Task brief ▸
Output each line exactly as it appears, skipping any embedded picture.

Record list ▸
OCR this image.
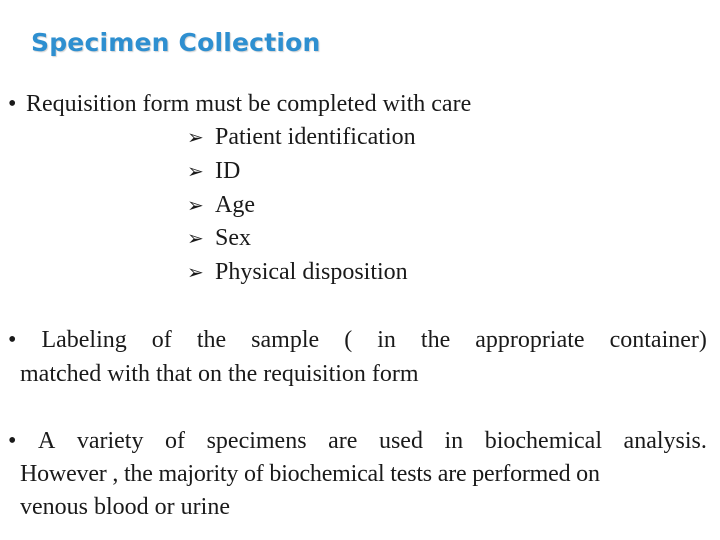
Specimen Collection
• Requisition form must be completed with care
➢ Patient identification
➢ ID
➢ Age
➢ Sex
➢ Physical disposition
• Labeling of the sample ( in the appropriate container)
matched with that on the requisition form
• A variety of specimens are used in biochemical analysis.
However , the majority of biochemical tests are performed on
venous blood or urine
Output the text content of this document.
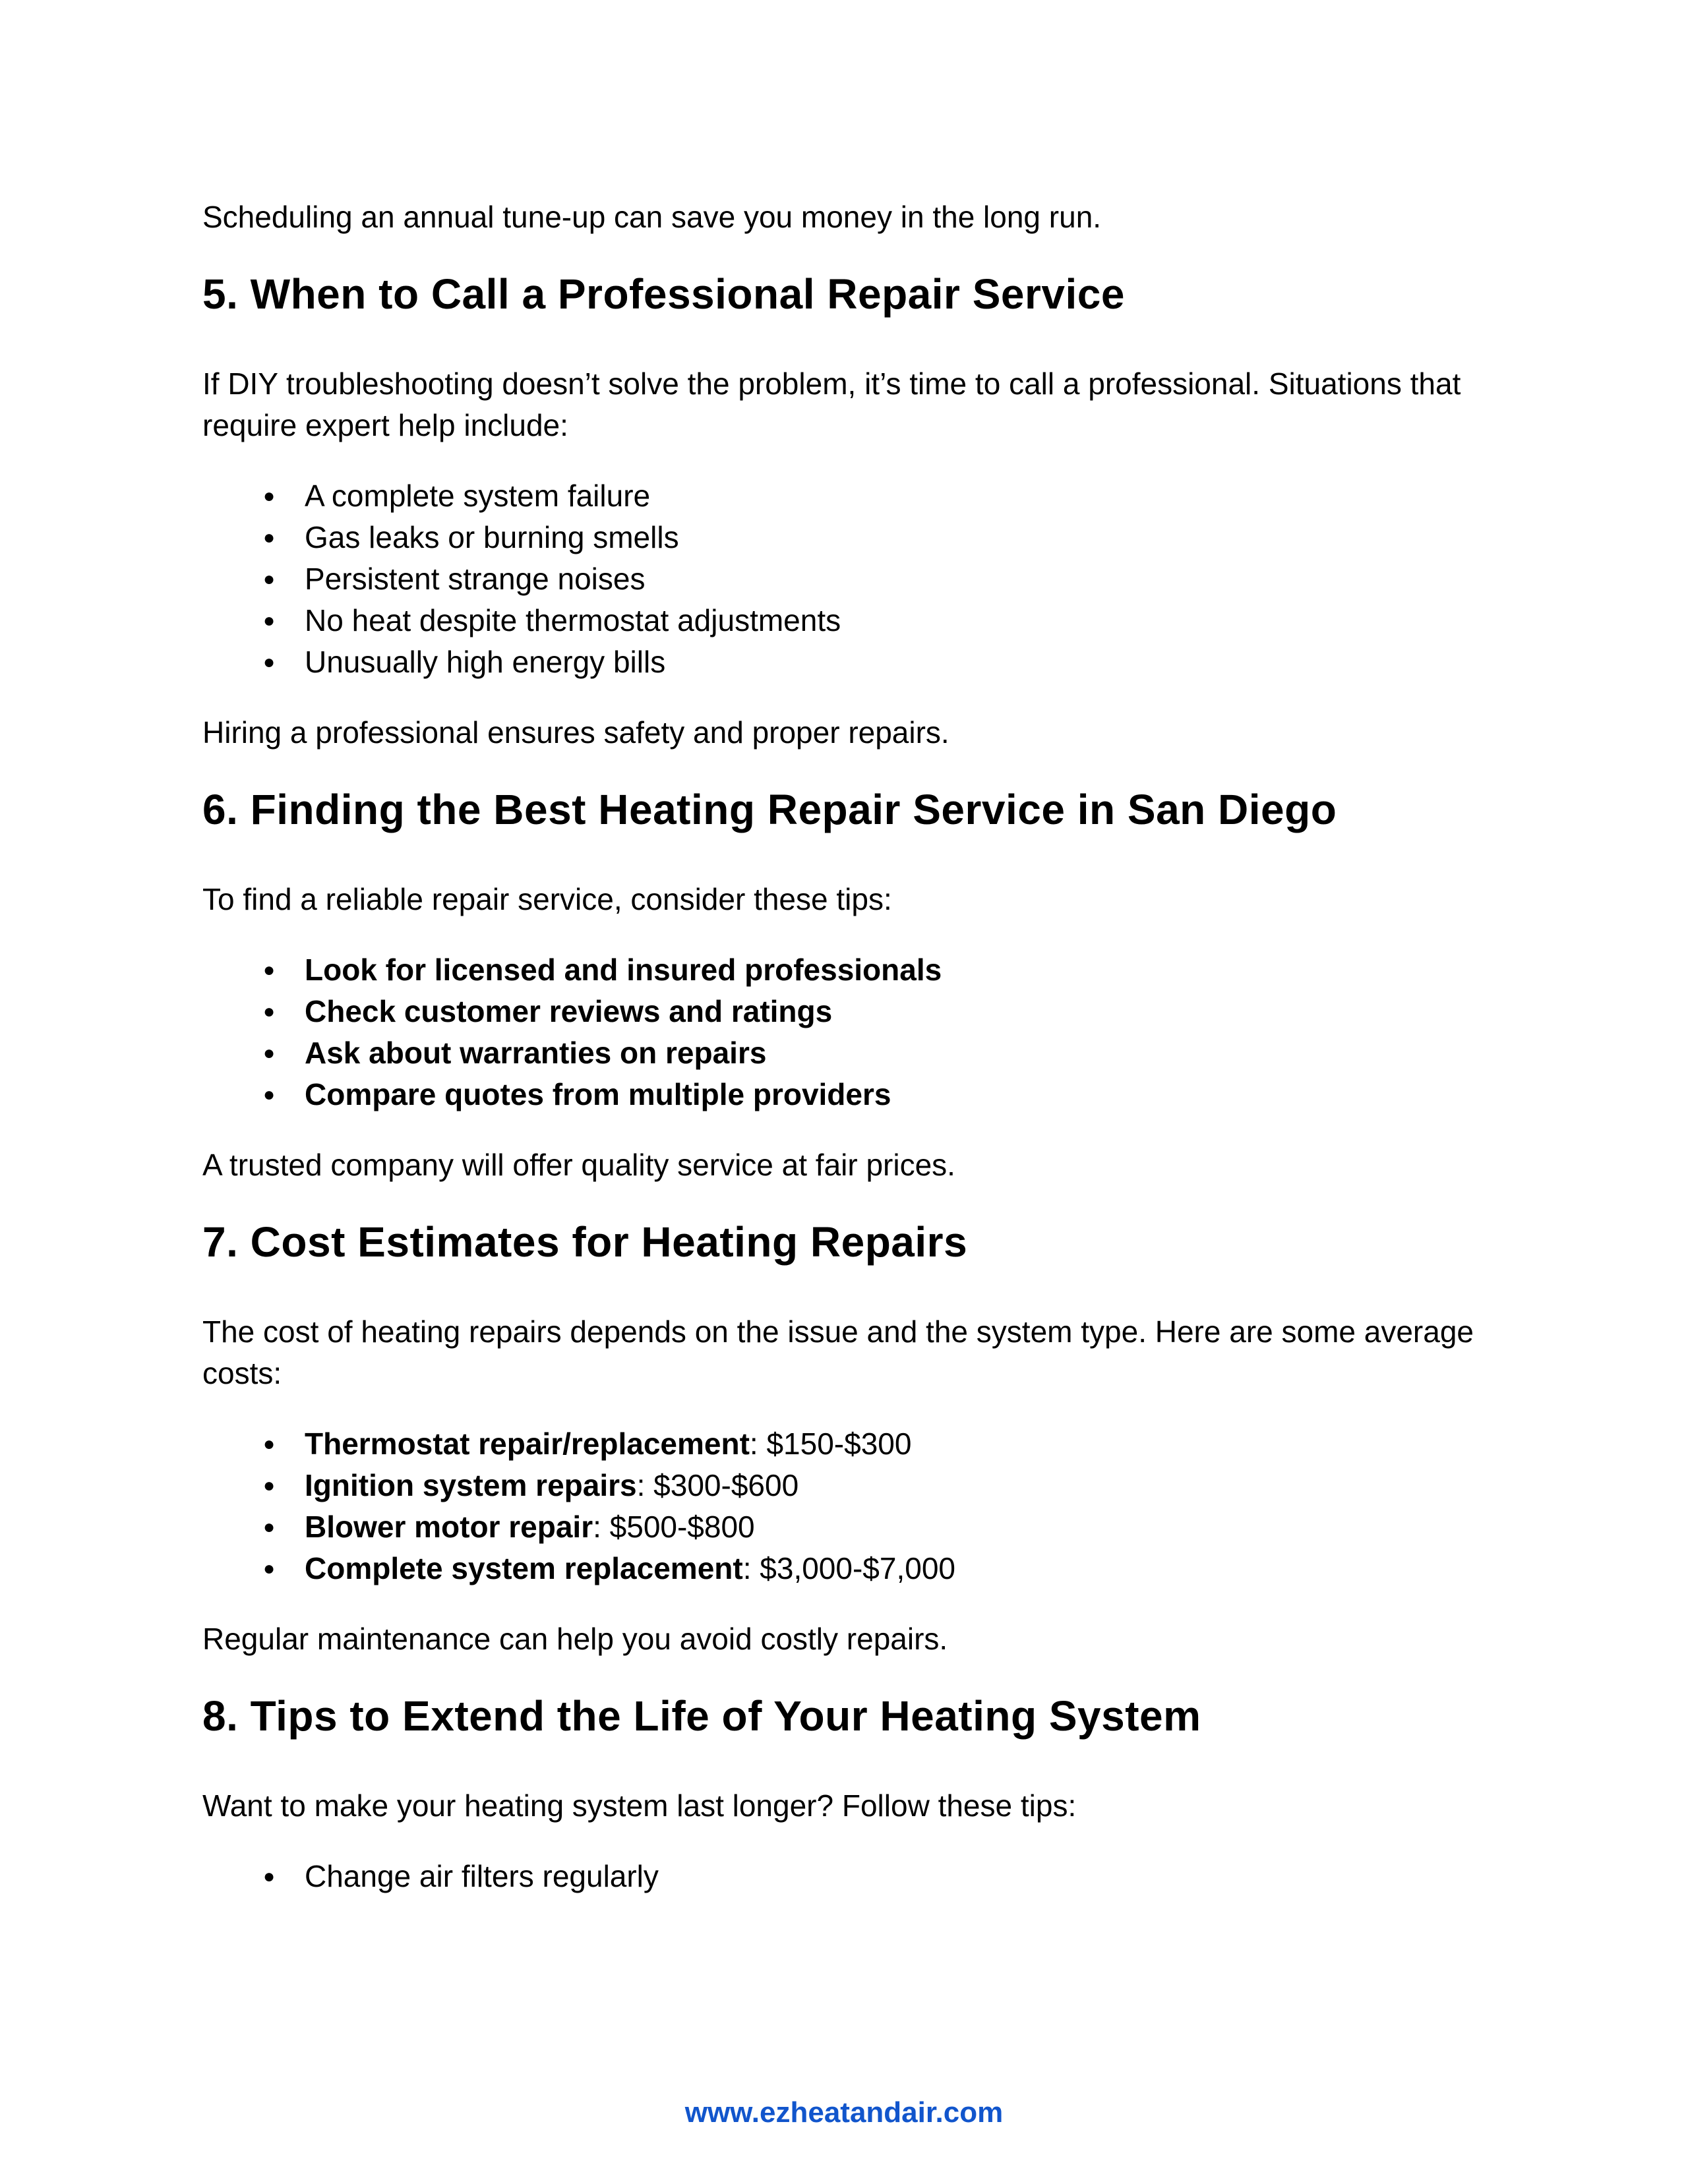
Scheduling an annual tune-up can save you money in the long run.

5. When to Call a Professional Repair Service

If DIY troubleshooting doesn’t solve the problem, it’s time to call a professional. Situations that require expert help include:

● A complete system failure
● Gas leaks or burning smells
● Persistent strange noises
● No heat despite thermostat adjustments
● Unusually high energy bills

Hiring a professional ensures safety and proper repairs.

6. Finding the Best Heating Repair Service in San Diego

To find a reliable repair service, consider these tips:

● Look for licensed and insured professionals
● Check customer reviews and ratings
● Ask about warranties on repairs
● Compare quotes from multiple providers

A trusted company will offer quality service at fair prices.

7. Cost Estimates for Heating Repairs

The cost of heating repairs depends on the issue and the system type. Here are some average costs:

● Thermostat repair/replacement: $150-$300
● Ignition system repairs: $300-$600
● Blower motor repair: $500-$800
● Complete system replacement: $3,000-$7,000

Regular maintenance can help you avoid costly repairs.

8. Tips to Extend the Life of Your Heating System

Want to make your heating system last longer? Follow these tips:

● Change air filters regularly
www.ezheatandair.com
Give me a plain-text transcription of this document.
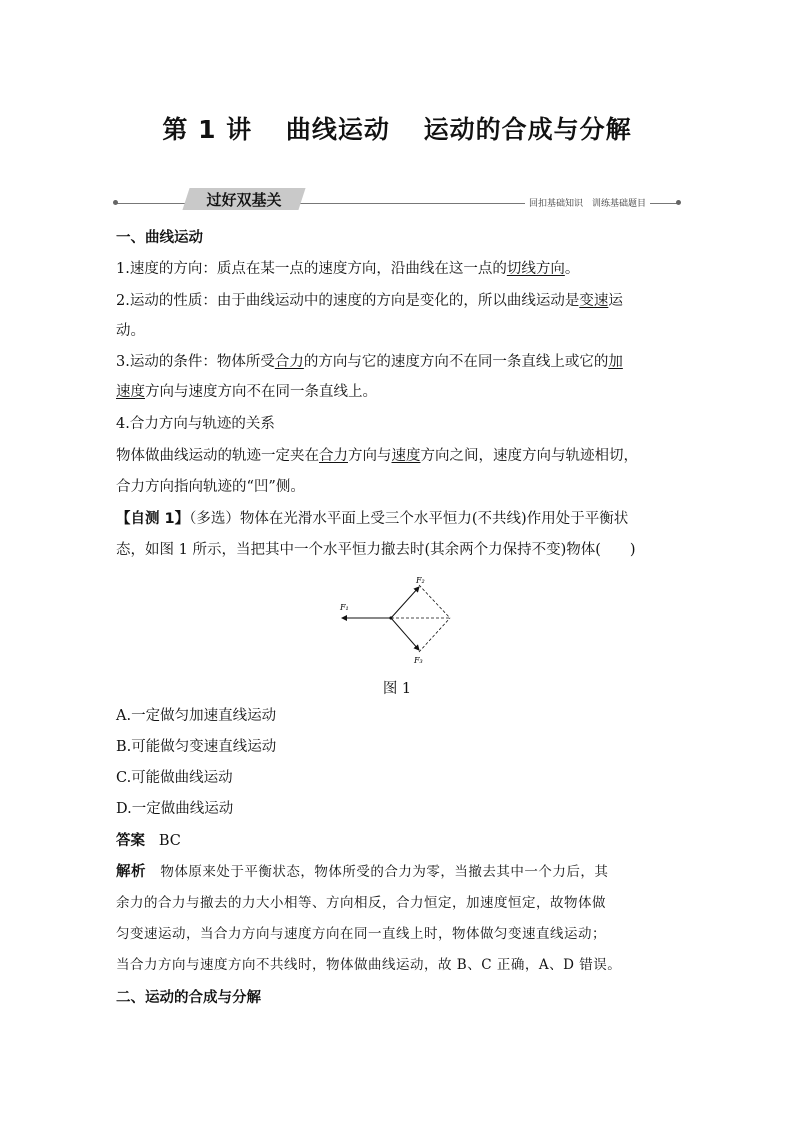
第 1 讲 曲线运动 运动的合成与分解
过好双基关	回扣基础知识　训练基础题目
一、曲线运动
1.速度的方向：质点在某一点的速度方向，沿曲线在这一点的切线方向。
2.运动的性质：由于曲线运动中的速度的方向是变化的，所以曲线运动是变速运
动。
3.运动的条件：物体所受合力的方向与它的速度方向不在同一条直线上或它的加
速度方向与速度方向不在同一条直线上。
4.合力方向与轨迹的关系
物体做曲线运动的轨迹一定夹在合力方向与速度方向之间，速度方向与轨迹相切，
合力方向指向轨迹的“凹”侧。
【自测 1】（多选）物体在光滑水平面上受三个水平恒力(不共线)作用处于平衡状
态，如图 1 所示，当把其中一个水平恒力撤去时(其余两个力保持不变)物体(　　)
F₁
F₂
F₃
图 1
A.一定做匀加速直线运动
B.可能做匀变速直线运动
C.可能做曲线运动
D.一定做曲线运动
答案 BC
解析 物体原来处于平衡状态，物体所受的合力为零，当撤去其中一个力后，其
余力的合力与撤去的力大小相等、方向相反，合力恒定，加速度恒定，故物体做
匀变速运动，当合力方向与速度方向在同一直线上时，物体做匀变速直线运动；
当合力方向与速度方向不共线时，物体做曲线运动，故 B、C 正确，A、D 错误。
二、运动的合成与分解
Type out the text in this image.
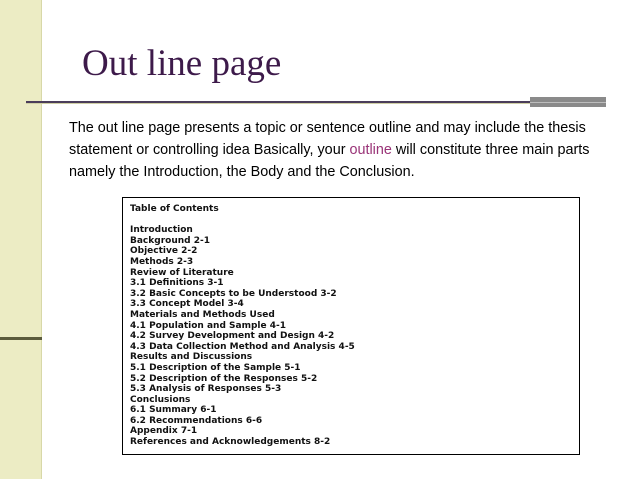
Out line page

The out line page presents a topic or sentence outline and may include the thesis statement or controlling idea Basically, your outline will constitute three main parts namely the Introduction, the Body and the Conclusion.

Table of Contents
Introduction
Background 2-1
Objective 2-2
Methods 2-3
Review of Literature
3.1 Definitions 3-1
3.2 Basic Concepts to be Understood 3-2
3.3 Concept Model 3-4
Materials and Methods Used
4.1 Population and Sample 4-1
4.2 Survey Development and Design 4-2
4.3 Data Collection Method and Analysis 4-5
Results and Discussions
5.1 Description of the Sample 5-1
5.2 Description of the Responses 5-2
5.3 Analysis of Responses 5-3
Conclusions
6.1 Summary 6-1
6.2 Recommendations 6-6
Appendix 7-1
References and Acknowledgements 8-2
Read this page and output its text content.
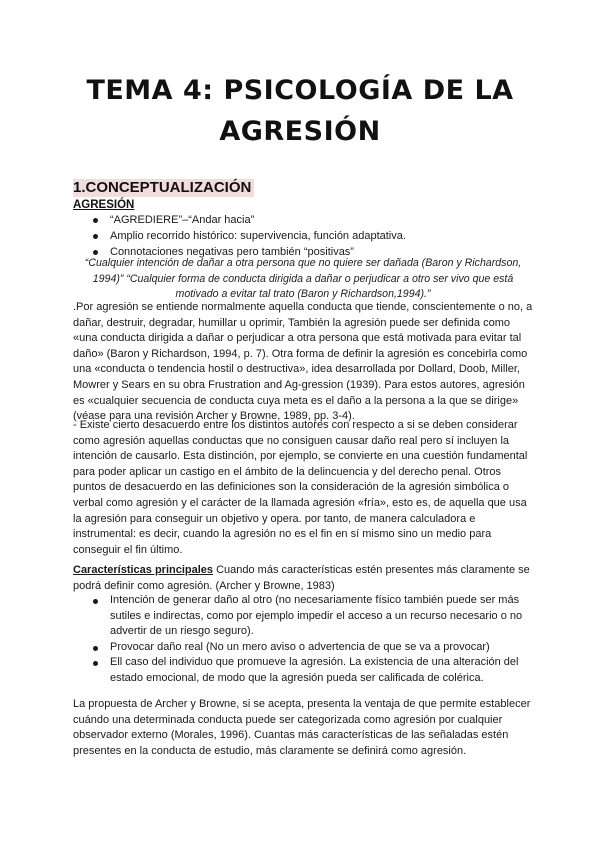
TEMA 4: PSICOLOGÍA DE LA AGRESIÓN
1.CONCEPTUALIZACIÓN
AGRESIÓN
“AGREDIERE”–“Andar hacia”
Amplio recorrido histórico: supervivencia, función adaptativa.
Connotaciones negativas pero también “positivas”
“Cualquier intención de dañar a otra persona que no quiere ser dañada (Baron y Richardson, 1994)” “Cualquier forma de conducta dirigida a dañar o perjudicar a otro ser vivo que está motivado a evitar tal trato (Baron y Richardson,1994).”

.Por agresión se entiende normalmente aquella conducta que tiende, conscientemente o no, a dañar, destruir, degradar, humillar u oprimir, También la agresión puede ser definida como «una conducta dirigida a dañar o perjudicar a otra persona que está motivada para evitar tal daño» (Baron y Richardson, 1994, p. 7). Otra forma de definir la agresión es concebirla como una «conducta o tendencia hostil o destructiva», idea desarrollada por Dollard, Doob, Miller, Mowrer y Sears en su obra Frustration and Ag-gression (1939). Para estos autores, agresión es «cualquier secuencia de conducta cuya meta es el daño a la persona a la que se dirige» (véase para una revisión Archer y Browne, 1989, pp. 3-4).

- Existe cierto desacuerdo entre los distintos autores con respecto a si se deben considerar como agresión aquellas conductas que no consiguen causar daño real pero sí incluyen la intención de causarlo. Esta distinción, por ejemplo, se convierte en una cuestión fundamental para poder aplicar un castigo en el ámbito de la delincuencia y del derecho penal. Otros puntos de desacuerdo en las definiciones son la consideración de la agresión simbólica o verbal como agresión y el carácter de la llamada agresión «fría», esto es, de aquella que usa la agresión para conseguir un objetivo y opera. por tanto, de manera calculadora e instrumental: es decir, cuando la agresión no es el fin en sí mismo sino un medio para conseguir el fin último.

Características principales Cuando más características estén presentes más claramente se podrá definir como agresión. (Archer y Browne, 1983)
Intención de generar daño al otro (no necesariamente físico también puede ser más sutiles e indirectas, como por ejemplo impedir el acceso a un recurso necesario o no advertir de un riesgo seguro).
Provocar daño real (No un mero aviso o advertencia de que se va a provocar)
Ell caso del individuo que promueve la agresión. La existencia de una alteración del estado emocional, de modo que la agresión pueda ser calificada de colérica.

La propuesta de Archer y Browne, si se acepta, presenta la ventaja de que permite establecer cuándo una determinada conducta puede ser categorizada como agresión por cualquier observador externo (Morales, 1996). Cuantas más características de las señaladas estén presentes en la conducta de estudio, más claramente se definirá como agresión.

The solution ▸
OCR this image.
Specimen Collection
• Requisition form must be completed with care
➢ Patient identification
➢ ID
➢ Age
➢ Sex
➢ Physical disposition
• Labeling of the sample ( in the appropriate container)
matched with that on the requisition form
• A variety of specimens are used in biochemical analysis.
However , the majority of biochemical tests are performed on
venous blood or urine
Output the text content of this document.
Scheduling an annual tune-up can save you money in the long run.

5. When to Call a Professional Repair Service

If DIY troubleshooting doesn’t solve the problem, it’s time to call a professional. Situations that require expert help include:

● A complete system failure
● Gas leaks or burning smells
● Persistent strange noises
● No heat despite thermostat adjustments
● Unusually high energy bills

Hiring a professional ensures safety and proper repairs.

6. Finding the Best Heating Repair Service in San Diego

To find a reliable repair service, consider these tips:

● Look for licensed and insured professionals
● Check customer reviews and ratings
● Ask about warranties on repairs
● Compare quotes from multiple providers

A trusted company will offer quality service at fair prices.

7. Cost Estimates for Heating Repairs

The cost of heating repairs depends on the issue and the system type. Here are some average costs:

● Thermostat repair/replacement: $150-$300
● Ignition system repairs: $300-$600
● Blower motor repair: $500-$800
● Complete system replacement: $3,000-$7,000

Regular maintenance can help you avoid costly repairs.

8. Tips to Extend the Life of Your Heating System

Want to make your heating system last longer? Follow these tips:

● Change air filters regularly
www.ezheatandair.com
Give me a plain-text transcription of this document.
第 1 讲 曲线运动 运动的合成与分解
过好双基关	回扣基础知识　训练基础题目
一、曲线运动
1.速度的方向：质点在某一点的速度方向，沿曲线在这一点的切线方向。
2.运动的性质：由于曲线运动中的速度的方向是变化的，所以曲线运动是变速运
动。
3.运动的条件：物体所受合力的方向与它的速度方向不在同一条直线上或它的加
速度方向与速度方向不在同一条直线上。
4.合力方向与轨迹的关系
物体做曲线运动的轨迹一定夹在合力方向与速度方向之间，速度方向与轨迹相切，
合力方向指向轨迹的“凹”侧。
【自测 1】（多选）物体在光滑水平面上受三个水平恒力(不共线)作用处于平衡状
态，如图 1 所示，当把其中一个水平恒力撤去时(其余两个力保持不变)物体(　　)
F₁
F₂
F₃
图 1
A.一定做匀加速直线运动
B.可能做匀变速直线运动
C.可能做曲线运动
D.一定做曲线运动
答案 BC
解析 物体原来处于平衡状态，物体所受的合力为零，当撤去其中一个力后，其
余力的合力与撤去的力大小相等、方向相反，合力恒定，加速度恒定，故物体做
匀变速运动，当合力方向与速度方向在同一直线上时，物体做匀变速直线运动；
当合力方向与速度方向不共线时，物体做曲线运动，故 B、C 正确，A、D 错误。
二、运动的合成与分解
Type out the text in this image.
Out line page

The out line page presents a topic or sentence outline and may include the thesis statement or controlling idea Basically, your outline will constitute three main parts namely the Introduction, the Body and the Conclusion.

Table of Contents
Introduction
Background 2-1
Objective 2-2
Methods 2-3
Review of Literature
3.1 Definitions 3-1
3.2 Basic Concepts to be Understood 3-2
3.3 Concept Model 3-4
Materials and Methods Used
4.1 Population and Sample 4-1
4.2 Survey Development and Design 4-2
4.3 Data Collection Method and Analysis 4-5
Results and Discussions
5.1 Description of the Sample 5-1
5.2 Description of the Responses 5-2
5.3 Analysis of Responses 5-3
Conclusions
6.1 Summary 6-1
6.2 Recommendations 6-6
Appendix 7-1
References and Acknowledgements 8-2
Read this page and output its text content.
TEMA 4: PSICOLOGÍA DE LA AGRESIÓN
1.CONCEPTUALIZACIÓN
AGRESIÓN
“AGREDIERE”–“Andar hacia”
Amplio recorrido histórico: supervivencia, función adaptativa.
Connotaciones negativas pero también “positivas”
“Cualquier intención de dañar a otra persona que no quiere ser dañada (Baron y Richardson, 1994)” “Cualquier forma de conducta dirigida a dañar o perjudicar a otro ser vivo que está motivado a evitar tal trato (Baron y Richardson,1994).”

.Por agresión se entiende normalmente aquella conducta que tiende, conscientemente o no, a dañar, destruir, degradar, humillar u oprimir, También la agresión puede ser definida como «una conducta dirigida a dañar o perjudicar a otra persona que está motivada para evitar tal daño» (Baron y Richardson, 1994, p. 7). Otra forma de definir la agresión es concebirla como una «conducta o tendencia hostil o destructiva», idea desarrollada por Dollard, Doob, Miller, Mowrer y Sears en su obra Frustration and Ag-gression (1939). Para estos autores, agresión es «cualquier secuencia de conducta cuya meta es el daño a la persona a la que se dirige» (véase para una revisión Archer y Browne, 1989, pp. 3-4).

- Existe cierto desacuerdo entre los distintos autores con respecto a si se deben considerar como agresión aquellas conductas que no consiguen causar daño real pero sí incluyen la intención de causarlo. Esta distinción, por ejemplo, se convierte en una cuestión fundamental para poder aplicar un castigo en el ámbito de la delincuencia y del derecho penal. Otros puntos de desacuerdo en las definiciones son la consideración de la agresión simbólica o verbal como agresión y el carácter de la llamada agresión «fría», esto es, de aquella que usa la agresión para conseguir un objetivo y opera. por tanto, de manera calculadora e instrumental: es decir, cuando la agresión no es el fin en sí mismo sino un medio para conseguir el fin último.

Características principales Cuando más características estén presentes más claramente se podrá definir como agresión. (Archer y Browne, 1983)
Intención de generar daño al otro (no necesariamente físico también puede ser más sutiles e indirectas, como por ejemplo impedir el acceso a un recurso necesario o no advertir de un riesgo seguro).
Provocar daño real (No un mero aviso o advertencia de que se va a provocar)
Ell caso del individuo que promueve la agresión. La existencia de una alteración del estado emocional, de modo que la agresión pueda ser calificada de colérica.

La propuesta de Archer y Browne, si se acepta, presenta la ventaja de que permite establecer cuándo una determinada conducta puede ser categorizada como agresión por cualquier observador externo (Morales, 1996). Cuantas más características de las señaladas estén presentes en la conducta de estudio, más claramente se definirá como agresión.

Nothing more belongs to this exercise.